> _Exercise inputs_
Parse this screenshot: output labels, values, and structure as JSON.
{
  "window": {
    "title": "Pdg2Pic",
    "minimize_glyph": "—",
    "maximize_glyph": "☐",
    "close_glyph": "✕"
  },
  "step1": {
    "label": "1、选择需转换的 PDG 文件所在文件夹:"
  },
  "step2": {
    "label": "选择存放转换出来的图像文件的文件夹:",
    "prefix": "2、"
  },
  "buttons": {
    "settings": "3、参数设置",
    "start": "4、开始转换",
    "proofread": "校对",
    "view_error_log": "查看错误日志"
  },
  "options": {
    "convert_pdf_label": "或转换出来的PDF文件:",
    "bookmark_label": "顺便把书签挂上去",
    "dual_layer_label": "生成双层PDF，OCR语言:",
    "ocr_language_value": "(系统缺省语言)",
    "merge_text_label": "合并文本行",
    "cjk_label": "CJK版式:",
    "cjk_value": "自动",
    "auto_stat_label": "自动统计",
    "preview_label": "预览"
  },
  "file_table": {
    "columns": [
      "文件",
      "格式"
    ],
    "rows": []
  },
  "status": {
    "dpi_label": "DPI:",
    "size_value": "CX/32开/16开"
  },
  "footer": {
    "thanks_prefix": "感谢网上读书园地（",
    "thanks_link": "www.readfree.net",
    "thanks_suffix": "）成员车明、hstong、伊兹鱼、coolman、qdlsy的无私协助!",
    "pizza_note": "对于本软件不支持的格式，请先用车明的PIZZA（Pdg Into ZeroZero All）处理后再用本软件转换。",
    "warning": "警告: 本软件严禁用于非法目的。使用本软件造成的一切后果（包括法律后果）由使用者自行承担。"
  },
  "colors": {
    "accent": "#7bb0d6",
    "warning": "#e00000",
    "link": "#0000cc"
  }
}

> _Directive_
Report only the number of lines in the listing that contain the word "warning".

> _Reply_
2